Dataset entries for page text
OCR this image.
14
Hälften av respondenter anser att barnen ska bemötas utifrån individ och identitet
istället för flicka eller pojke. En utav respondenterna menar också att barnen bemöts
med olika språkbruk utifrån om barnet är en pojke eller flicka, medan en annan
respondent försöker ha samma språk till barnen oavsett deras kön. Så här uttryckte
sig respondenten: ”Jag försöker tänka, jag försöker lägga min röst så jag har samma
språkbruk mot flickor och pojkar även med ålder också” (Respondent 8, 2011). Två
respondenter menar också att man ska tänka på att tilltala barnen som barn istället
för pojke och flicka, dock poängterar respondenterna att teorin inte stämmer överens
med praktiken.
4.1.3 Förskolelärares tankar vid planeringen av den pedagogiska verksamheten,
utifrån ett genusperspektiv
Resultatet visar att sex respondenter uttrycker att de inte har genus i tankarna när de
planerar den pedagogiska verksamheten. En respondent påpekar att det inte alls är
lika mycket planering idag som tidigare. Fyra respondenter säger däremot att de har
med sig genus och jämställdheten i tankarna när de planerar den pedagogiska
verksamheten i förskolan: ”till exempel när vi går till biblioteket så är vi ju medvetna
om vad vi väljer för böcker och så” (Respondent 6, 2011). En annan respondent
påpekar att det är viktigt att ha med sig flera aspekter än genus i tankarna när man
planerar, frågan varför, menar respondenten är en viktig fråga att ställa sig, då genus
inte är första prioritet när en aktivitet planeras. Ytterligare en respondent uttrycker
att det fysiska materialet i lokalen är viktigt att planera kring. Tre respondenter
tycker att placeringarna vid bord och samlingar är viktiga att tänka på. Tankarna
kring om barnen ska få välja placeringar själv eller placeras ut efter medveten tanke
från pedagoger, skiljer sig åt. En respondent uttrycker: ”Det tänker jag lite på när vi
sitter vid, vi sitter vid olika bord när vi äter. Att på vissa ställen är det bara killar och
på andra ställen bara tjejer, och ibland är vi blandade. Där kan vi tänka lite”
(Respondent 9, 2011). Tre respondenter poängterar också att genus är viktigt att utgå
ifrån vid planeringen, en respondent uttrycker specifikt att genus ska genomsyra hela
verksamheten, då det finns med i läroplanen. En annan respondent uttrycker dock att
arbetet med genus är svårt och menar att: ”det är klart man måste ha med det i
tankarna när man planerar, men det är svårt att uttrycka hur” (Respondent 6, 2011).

TASK STATEMENT
Your task is to copy every line of the entries that contains the string "istället".

TASK SOLUTION
istället för flicka eller pojke. En utav respondenterna menar också att barnen bemöts
respondenter menar också att man ska tänka på att tilltala barnen som barn istället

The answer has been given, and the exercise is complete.